* The problem:
Reproduce the listing below verbatim.

* Information provided:
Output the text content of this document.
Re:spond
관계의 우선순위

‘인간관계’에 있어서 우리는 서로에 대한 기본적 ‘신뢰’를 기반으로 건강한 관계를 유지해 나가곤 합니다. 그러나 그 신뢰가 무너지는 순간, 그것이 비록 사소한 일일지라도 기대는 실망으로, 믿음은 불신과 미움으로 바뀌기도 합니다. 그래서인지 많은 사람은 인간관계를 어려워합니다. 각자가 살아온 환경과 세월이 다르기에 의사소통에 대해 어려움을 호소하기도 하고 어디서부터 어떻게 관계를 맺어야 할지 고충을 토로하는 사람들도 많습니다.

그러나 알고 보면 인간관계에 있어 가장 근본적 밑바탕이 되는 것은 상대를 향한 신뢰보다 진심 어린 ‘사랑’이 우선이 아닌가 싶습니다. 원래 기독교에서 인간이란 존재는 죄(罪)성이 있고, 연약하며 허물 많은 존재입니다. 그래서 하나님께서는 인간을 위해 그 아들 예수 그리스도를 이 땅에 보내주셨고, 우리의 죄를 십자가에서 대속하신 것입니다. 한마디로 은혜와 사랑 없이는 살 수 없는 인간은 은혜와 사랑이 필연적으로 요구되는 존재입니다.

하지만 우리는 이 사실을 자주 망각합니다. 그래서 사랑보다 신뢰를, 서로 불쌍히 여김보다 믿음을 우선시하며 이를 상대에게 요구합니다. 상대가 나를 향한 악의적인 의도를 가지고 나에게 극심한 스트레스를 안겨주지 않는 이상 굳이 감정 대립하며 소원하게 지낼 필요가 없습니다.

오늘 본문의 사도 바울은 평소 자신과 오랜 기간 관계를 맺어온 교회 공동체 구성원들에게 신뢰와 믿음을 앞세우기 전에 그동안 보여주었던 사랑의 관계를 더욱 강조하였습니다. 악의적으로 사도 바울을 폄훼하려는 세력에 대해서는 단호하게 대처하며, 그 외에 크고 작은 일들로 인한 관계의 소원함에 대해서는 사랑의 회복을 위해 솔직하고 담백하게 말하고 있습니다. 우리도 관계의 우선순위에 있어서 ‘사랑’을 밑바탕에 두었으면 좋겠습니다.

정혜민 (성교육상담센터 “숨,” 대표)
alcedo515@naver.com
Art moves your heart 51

* Written solution:
Output the text content of this document.
Re:spond
관계의 우선순위

‘인간관계’에 있어서 우리는 서로에 대한 기본적 ‘신뢰’를 기반으로 건강한 관계를 유지해 나가곤 합니다. 그러나 그 신뢰가 무너지는 순간, 그것이 비록 사소한 일일지라도 기대는 실망으로, 믿음은 불신과 미움으로 바뀌기도 합니다. 그래서인지 많은 사람은 인간관계를 어려워합니다. 각자가 살아온 환경과 세월이 다르기에 의사소통에 대해 어려움을 호소하기도 하고 어디서부터 어떻게 관계를 맺어야 할지 고충을 토로하는 사람들도 많습니다.

그러나 알고 보면 인간관계에 있어 가장 근본적 밑바탕이 되는 것은 상대를 향한 신뢰보다 진심 어린 ‘사랑’이 우선이 아닌가 싶습니다. 원래 기독교에서 인간이란 존재는 죄(罪)성이 있고, 연약하며 허물 많은 존재입니다. 그래서 하나님께서는 인간을 위해 그 아들 예수 그리스도를 이 땅에 보내주셨고, 우리의 죄를 십자가에서 대속하신 것입니다. 한마디로 은혜와 사랑 없이는 살 수 없는 인간은 은혜와 사랑이 필연적으로 요구되는 존재입니다.

하지만 우리는 이 사실을 자주 망각합니다. 그래서 사랑보다 신뢰를, 서로 불쌍히 여김보다 믿음을 우선시하며 이를 상대에게 요구합니다. 상대가 나를 향한 악의적인 의도를 가지고 나에게 극심한 스트레스를 안겨주지 않는 이상 굳이 감정 대립하며 소원하게 지낼 필요가 없습니다.

오늘 본문의 사도 바울은 평소 자신과 오랜 기간 관계를 맺어온 교회 공동체 구성원들에게 신뢰와 믿음을 앞세우기 전에 그동안 보여주었던 사랑의 관계를 더욱 강조하였습니다. 악의적으로 사도 바울을 폄훼하려는 세력에 대해서는 단호하게 대처하며, 그 외에 크고 작은 일들로 인한 관계의 소원함에 대해서는 사랑의 회복을 위해 솔직하고 담백하게 말하고 있습니다. 우리도 관계의 우선순위에 있어서 ‘사랑’을 밑바탕에 두었으면 좋겠습니다.

정혜민 (성교육상담센터 “숨,” 대표)
alcedo515@naver.com
Art moves your heart 51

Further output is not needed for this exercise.